* **WHAT THE TASK ASKS**:
Copy out the listing that follows exactly, dropping every picture.

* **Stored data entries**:
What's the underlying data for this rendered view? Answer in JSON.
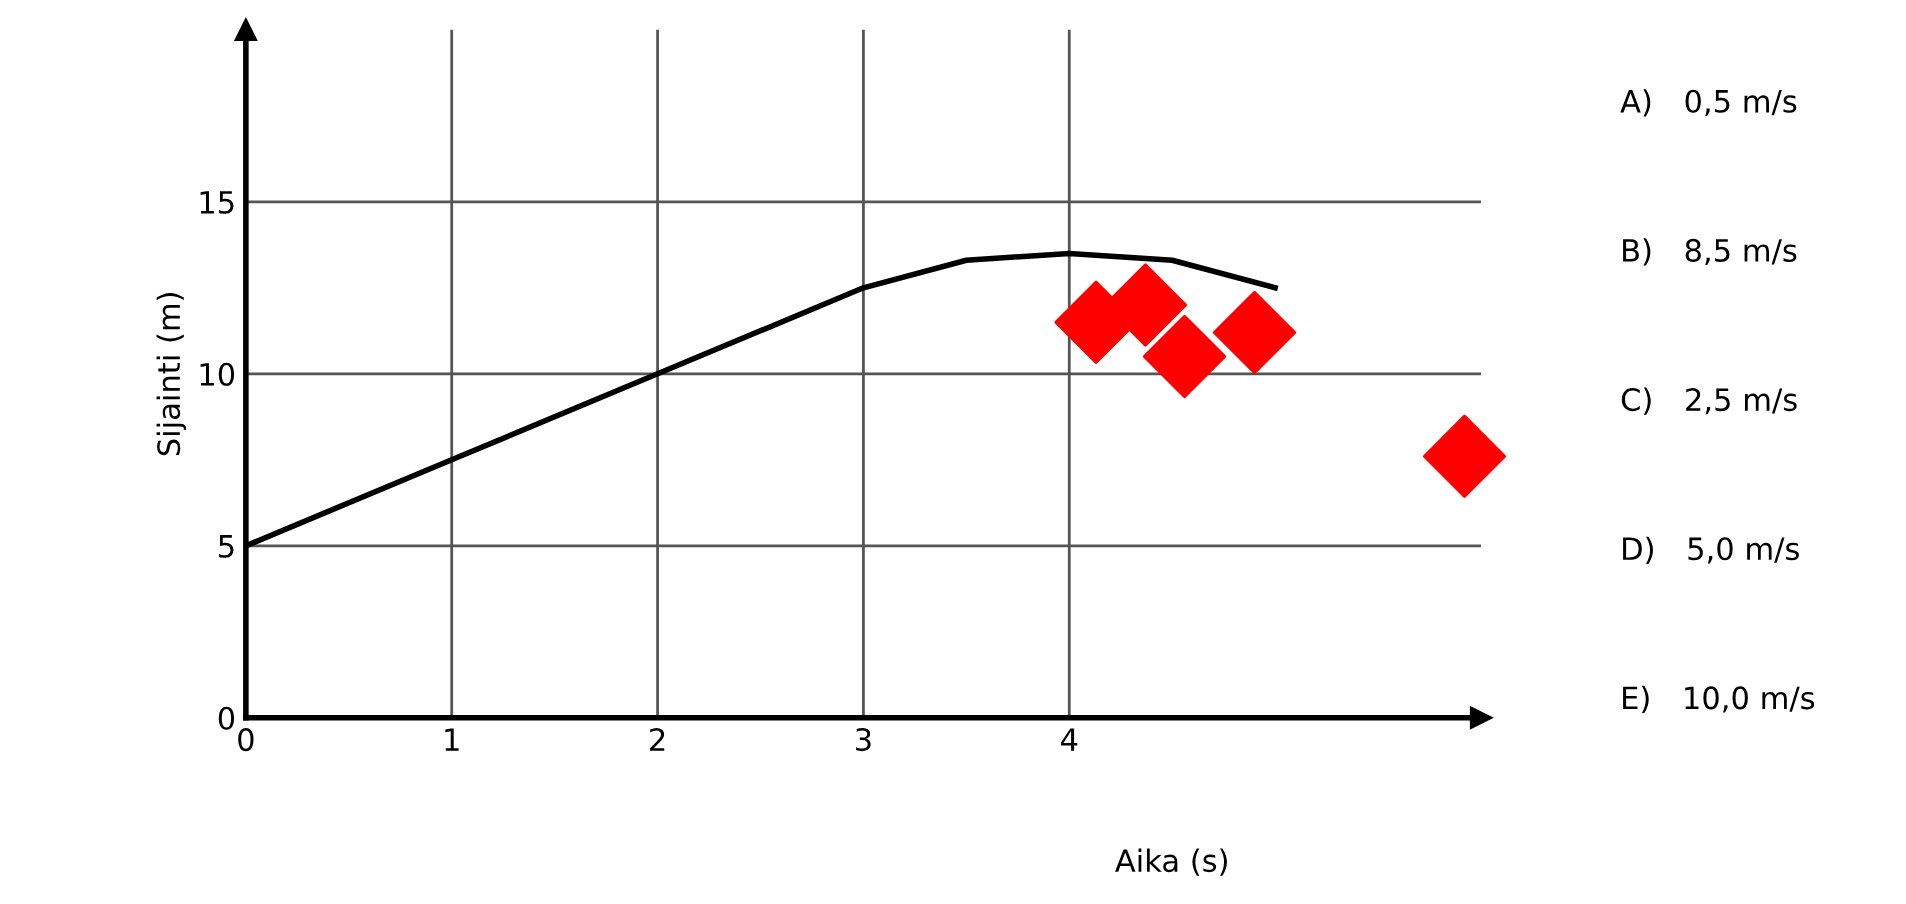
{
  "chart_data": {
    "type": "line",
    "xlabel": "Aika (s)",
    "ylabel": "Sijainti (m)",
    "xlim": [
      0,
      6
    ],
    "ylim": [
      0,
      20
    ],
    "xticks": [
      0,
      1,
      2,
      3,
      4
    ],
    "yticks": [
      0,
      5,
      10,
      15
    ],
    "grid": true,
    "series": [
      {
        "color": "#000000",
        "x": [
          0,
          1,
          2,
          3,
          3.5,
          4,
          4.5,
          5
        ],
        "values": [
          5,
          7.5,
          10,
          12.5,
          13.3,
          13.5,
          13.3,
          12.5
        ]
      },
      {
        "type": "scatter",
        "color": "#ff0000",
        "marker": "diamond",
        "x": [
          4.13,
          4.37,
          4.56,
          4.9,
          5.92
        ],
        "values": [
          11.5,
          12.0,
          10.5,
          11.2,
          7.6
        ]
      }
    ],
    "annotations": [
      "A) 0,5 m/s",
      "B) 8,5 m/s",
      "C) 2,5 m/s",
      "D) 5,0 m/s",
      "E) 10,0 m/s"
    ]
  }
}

* **EXERCISE ANSWER**:
What's the underlying data for this rendered view? Answer in JSON.
{
  "chart_data": {
    "type": "line",
    "xlabel": "Aika (s)",
    "ylabel": "Sijainti (m)",
    "xlim": [
      0,
      6
    ],
    "ylim": [
      0,
      20
    ],
    "xticks": [
      0,
      1,
      2,
      3,
      4
    ],
    "yticks": [
      0,
      5,
      10,
      15
    ],
    "grid": true,
    "series": [
      {
        "color": "#000000",
        "x": [
          0,
          1,
          2,
          3,
          3.5,
          4,
          4.5,
          5
        ],
        "values": [
          5,
          7.5,
          10,
          12.5,
          13.3,
          13.5,
          13.3,
          12.5
        ]
      },
      {
        "type": "scatter",
        "color": "#ff0000",
        "marker": "diamond",
        "x": [
          4.13,
          4.37,
          4.56,
          4.9,
          5.92
        ],
        "values": [
          11.5,
          12.0,
          10.5,
          11.2,
          7.6
        ]
      }
    ],
    "annotations": [
      "A) 0,5 m/s",
      "B) 8,5 m/s",
      "C) 2,5 m/s",
      "D) 5,0 m/s",
      "E) 10,0 m/s"
    ]
  }
}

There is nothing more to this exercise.